# Work to be completed
Print again, unchanged, the listing from the line with "Segment this screenshot: for" to the line with "title-banner: 基于Java的超市进销存系统注册 —", both included, and leave the pictures out of your answer.
* * *
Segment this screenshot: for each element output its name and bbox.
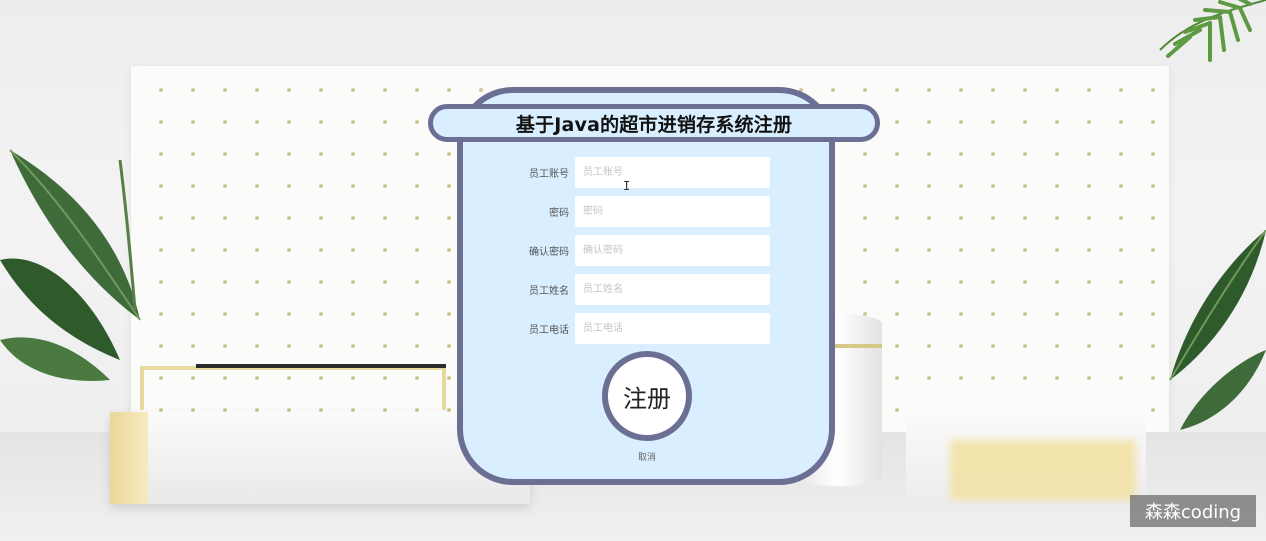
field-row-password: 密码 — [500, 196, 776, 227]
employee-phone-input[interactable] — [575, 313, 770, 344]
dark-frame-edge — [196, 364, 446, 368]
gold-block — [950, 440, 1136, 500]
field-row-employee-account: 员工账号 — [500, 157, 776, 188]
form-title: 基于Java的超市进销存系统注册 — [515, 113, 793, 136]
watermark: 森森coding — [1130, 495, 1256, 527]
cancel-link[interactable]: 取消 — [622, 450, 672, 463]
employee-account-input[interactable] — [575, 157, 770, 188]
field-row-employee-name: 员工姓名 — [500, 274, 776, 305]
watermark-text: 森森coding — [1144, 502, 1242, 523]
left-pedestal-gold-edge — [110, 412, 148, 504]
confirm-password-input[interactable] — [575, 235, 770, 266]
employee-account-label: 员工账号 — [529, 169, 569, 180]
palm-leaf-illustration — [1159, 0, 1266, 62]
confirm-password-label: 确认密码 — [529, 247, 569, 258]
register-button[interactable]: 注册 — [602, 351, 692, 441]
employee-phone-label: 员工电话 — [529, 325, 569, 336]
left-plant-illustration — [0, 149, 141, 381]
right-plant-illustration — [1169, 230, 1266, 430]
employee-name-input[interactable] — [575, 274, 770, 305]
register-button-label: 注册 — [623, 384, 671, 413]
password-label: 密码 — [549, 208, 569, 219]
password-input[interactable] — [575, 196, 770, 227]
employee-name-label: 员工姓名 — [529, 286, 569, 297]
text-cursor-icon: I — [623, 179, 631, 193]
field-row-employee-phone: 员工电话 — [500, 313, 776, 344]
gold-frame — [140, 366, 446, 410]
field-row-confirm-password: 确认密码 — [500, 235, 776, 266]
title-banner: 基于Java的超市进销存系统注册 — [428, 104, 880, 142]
* * *
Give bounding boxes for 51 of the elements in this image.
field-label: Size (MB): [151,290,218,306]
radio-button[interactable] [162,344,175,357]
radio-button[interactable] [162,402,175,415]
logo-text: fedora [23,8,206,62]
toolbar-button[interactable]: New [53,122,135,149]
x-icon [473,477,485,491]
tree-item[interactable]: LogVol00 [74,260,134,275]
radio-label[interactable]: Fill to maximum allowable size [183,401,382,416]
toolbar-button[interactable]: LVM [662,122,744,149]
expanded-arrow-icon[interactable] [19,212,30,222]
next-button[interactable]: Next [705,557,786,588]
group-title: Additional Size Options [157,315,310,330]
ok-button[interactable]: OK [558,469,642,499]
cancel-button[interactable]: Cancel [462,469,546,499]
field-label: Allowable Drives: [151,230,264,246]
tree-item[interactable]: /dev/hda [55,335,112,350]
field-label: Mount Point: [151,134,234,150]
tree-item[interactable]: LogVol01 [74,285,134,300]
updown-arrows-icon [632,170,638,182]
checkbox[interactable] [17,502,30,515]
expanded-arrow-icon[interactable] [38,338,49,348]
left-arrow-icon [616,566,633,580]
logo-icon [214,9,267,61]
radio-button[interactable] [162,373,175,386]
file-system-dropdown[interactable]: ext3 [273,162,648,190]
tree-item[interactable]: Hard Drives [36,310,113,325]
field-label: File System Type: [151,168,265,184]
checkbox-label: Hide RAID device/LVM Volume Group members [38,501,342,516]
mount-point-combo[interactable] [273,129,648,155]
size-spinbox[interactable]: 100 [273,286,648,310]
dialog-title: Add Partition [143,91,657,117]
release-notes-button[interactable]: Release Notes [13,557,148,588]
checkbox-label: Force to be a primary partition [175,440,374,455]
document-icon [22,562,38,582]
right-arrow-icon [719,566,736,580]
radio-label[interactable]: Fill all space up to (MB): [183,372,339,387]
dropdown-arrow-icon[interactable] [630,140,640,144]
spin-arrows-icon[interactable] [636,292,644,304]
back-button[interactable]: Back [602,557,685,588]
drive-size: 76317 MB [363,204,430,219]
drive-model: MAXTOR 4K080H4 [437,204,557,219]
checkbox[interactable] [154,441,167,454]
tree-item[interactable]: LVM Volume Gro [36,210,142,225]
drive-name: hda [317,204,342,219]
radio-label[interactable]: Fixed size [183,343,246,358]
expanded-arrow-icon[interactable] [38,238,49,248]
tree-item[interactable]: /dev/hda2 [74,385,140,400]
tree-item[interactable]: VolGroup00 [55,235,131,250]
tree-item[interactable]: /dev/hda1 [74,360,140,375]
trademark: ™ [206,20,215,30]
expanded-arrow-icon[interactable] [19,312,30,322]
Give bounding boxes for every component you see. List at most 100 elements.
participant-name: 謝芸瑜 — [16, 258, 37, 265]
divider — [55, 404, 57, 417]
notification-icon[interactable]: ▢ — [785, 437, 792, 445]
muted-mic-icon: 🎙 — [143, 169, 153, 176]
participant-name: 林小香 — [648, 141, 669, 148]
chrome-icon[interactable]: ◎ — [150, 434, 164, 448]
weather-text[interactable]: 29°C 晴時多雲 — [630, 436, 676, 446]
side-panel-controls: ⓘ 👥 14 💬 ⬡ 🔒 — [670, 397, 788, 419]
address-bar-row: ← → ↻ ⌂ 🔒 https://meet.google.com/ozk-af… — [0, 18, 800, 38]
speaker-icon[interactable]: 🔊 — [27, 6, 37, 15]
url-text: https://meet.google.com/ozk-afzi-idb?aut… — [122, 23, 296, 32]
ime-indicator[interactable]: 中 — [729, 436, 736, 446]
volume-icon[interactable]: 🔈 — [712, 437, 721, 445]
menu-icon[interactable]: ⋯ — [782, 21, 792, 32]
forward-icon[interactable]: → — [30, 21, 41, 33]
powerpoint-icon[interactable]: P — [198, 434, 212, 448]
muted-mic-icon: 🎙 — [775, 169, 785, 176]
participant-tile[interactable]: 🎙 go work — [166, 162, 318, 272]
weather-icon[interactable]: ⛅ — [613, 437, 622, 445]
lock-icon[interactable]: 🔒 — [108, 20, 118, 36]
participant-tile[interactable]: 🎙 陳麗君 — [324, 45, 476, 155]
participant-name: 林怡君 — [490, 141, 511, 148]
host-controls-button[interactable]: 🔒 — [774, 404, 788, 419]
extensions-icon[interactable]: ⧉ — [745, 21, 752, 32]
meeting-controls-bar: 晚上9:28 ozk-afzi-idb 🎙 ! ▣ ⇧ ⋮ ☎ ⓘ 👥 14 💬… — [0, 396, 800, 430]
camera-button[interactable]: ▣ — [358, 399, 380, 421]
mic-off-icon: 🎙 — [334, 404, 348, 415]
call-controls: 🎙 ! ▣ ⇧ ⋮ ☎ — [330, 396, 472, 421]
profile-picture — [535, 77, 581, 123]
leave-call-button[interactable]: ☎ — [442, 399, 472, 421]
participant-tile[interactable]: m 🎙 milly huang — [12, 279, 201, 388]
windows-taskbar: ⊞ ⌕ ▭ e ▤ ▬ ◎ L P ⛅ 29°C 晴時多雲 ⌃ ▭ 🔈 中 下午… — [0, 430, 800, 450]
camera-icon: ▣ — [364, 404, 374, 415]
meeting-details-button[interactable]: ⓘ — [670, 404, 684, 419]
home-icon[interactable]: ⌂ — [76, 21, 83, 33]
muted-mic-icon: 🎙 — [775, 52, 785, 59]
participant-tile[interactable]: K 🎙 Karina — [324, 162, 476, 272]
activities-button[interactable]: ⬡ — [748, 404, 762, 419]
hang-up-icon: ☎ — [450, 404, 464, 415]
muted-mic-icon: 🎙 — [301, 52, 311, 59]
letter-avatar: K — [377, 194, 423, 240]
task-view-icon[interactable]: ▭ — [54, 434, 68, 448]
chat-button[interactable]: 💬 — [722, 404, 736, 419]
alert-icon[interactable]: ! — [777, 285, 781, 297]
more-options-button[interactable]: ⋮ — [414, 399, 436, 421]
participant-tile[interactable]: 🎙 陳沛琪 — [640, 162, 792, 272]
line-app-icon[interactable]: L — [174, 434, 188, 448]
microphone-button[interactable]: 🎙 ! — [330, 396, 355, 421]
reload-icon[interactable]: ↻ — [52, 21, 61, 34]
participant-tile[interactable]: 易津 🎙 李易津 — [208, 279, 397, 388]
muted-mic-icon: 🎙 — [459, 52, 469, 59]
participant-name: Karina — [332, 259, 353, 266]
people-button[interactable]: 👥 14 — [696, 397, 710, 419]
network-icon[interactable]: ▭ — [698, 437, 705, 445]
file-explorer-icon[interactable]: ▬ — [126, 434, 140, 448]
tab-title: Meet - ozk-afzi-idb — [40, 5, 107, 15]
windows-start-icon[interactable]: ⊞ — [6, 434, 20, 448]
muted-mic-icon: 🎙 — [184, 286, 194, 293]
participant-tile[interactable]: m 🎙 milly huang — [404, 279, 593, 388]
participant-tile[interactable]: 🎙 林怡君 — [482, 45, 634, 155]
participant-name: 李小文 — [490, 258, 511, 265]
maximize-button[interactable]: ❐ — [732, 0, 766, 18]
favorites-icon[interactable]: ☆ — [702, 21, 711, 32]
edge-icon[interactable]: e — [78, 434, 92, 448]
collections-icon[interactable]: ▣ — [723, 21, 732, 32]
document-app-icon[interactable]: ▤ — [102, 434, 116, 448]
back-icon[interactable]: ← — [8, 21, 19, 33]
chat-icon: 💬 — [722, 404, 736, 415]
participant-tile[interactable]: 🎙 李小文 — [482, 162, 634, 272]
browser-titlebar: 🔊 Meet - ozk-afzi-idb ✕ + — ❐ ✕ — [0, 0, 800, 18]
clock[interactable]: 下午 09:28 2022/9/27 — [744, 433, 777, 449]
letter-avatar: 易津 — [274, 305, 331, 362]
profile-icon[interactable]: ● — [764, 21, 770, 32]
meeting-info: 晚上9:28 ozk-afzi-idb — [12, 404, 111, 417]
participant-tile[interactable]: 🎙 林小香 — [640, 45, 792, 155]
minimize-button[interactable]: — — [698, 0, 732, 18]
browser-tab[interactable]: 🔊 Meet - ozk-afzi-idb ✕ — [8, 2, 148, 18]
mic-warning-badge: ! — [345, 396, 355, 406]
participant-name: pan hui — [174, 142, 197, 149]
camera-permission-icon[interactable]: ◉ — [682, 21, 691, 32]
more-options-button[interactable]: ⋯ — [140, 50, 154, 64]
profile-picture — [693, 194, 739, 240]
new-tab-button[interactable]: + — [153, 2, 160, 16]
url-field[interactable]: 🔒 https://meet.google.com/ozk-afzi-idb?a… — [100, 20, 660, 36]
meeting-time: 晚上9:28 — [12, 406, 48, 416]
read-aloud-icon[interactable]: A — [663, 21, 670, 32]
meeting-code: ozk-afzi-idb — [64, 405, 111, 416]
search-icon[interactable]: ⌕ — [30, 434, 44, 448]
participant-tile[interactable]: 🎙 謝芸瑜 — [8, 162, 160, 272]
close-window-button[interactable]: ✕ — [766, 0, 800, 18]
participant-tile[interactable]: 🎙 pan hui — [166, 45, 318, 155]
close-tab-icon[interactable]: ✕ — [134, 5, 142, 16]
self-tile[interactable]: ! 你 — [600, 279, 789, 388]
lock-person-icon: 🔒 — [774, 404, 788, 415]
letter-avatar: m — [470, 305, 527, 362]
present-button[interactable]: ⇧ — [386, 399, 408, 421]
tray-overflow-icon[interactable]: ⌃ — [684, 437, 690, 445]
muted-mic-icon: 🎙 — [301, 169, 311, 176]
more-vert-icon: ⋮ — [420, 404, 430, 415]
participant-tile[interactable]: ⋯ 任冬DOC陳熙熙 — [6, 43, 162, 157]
* * *
# Worked solution
Segment this screenshot: for each element output its name and bbox.
field-row-password: 密码 — [500, 196, 776, 227]
employee-phone-input[interactable] — [575, 313, 770, 344]
dark-frame-edge — [196, 364, 446, 368]
gold-block — [950, 440, 1136, 500]
field-row-employee-account: 员工账号 — [500, 157, 776, 188]
form-title: 基于Java的超市进销存系统注册 — [515, 113, 793, 136]
watermark: 森森coding — [1130, 495, 1256, 527]
cancel-link[interactable]: 取消 — [622, 450, 672, 463]
employee-account-input[interactable] — [575, 157, 770, 188]
field-row-employee-name: 员工姓名 — [500, 274, 776, 305]
watermark-text: 森森coding — [1144, 502, 1242, 523]
left-pedestal-gold-edge — [110, 412, 148, 504]
confirm-password-input[interactable] — [575, 235, 770, 266]
employee-account-label: 员工账号 — [529, 169, 569, 180]
palm-leaf-illustration — [1159, 0, 1266, 62]
confirm-password-label: 确认密码 — [529, 247, 569, 258]
register-button[interactable]: 注册 — [602, 351, 692, 441]
employee-phone-label: 员工电话 — [529, 325, 569, 336]
left-plant-illustration — [0, 149, 141, 381]
right-plant-illustration — [1169, 230, 1266, 430]
employee-name-input[interactable] — [575, 274, 770, 305]
register-button-label: 注册 — [623, 384, 671, 413]
password-label: 密码 — [549, 208, 569, 219]
password-input[interactable] — [575, 196, 770, 227]
employee-name-label: 员工姓名 — [529, 286, 569, 297]
text-cursor-icon: I — [623, 179, 631, 193]
field-row-employee-phone: 员工电话 — [500, 313, 776, 344]
gold-frame — [140, 366, 446, 410]
field-row-confirm-password: 确认密码 — [500, 235, 776, 266]
title-banner: 基于Java的超市进销存系统注册 — [428, 104, 880, 142]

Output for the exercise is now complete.